» **WORK REQUIRED**
Collect all the lines that mention the word "automatically".

Dataset items
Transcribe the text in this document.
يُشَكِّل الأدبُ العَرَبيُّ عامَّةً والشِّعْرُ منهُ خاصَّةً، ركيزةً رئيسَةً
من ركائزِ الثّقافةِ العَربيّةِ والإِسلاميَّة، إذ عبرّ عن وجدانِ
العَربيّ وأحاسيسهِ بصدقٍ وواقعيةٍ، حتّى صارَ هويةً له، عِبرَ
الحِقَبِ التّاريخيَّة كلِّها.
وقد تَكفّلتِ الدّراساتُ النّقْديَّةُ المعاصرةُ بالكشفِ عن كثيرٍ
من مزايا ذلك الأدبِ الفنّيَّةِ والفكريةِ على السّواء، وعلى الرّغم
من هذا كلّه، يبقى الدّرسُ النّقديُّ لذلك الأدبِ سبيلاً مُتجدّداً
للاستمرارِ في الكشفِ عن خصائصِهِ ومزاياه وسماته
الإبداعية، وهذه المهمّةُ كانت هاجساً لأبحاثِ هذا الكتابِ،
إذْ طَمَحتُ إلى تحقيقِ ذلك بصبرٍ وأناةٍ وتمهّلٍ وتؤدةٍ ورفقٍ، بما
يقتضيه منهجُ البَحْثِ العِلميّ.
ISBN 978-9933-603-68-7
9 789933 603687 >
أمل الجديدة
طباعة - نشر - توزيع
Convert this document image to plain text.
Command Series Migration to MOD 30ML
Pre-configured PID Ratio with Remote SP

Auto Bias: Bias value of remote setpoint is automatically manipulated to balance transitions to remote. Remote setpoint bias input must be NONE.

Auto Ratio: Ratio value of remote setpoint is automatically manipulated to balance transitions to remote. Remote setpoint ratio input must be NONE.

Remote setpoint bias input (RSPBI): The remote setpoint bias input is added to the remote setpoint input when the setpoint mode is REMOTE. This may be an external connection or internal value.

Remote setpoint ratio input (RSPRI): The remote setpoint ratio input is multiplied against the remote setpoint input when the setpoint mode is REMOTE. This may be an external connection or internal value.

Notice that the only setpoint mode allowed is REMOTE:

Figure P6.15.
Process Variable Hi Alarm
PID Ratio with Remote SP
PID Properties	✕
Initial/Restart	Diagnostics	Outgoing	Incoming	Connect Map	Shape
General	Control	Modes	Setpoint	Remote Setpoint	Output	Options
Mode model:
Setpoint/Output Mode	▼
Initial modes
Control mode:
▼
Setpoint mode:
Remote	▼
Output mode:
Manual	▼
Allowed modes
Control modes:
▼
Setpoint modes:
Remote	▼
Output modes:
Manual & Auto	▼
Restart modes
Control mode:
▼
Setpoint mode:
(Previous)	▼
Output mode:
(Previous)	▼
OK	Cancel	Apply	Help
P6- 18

» **REPLY TO THE EXERCISE**
Auto Bias: Bias value of remote setpoint is automatically manipulated to balance transitions to remote. Remote setpoint bias input must be NONE.
Auto Ratio: Ratio value of remote setpoint is automatically manipulated to balance transitions to remote. Remote setpoint ratio input must be NONE.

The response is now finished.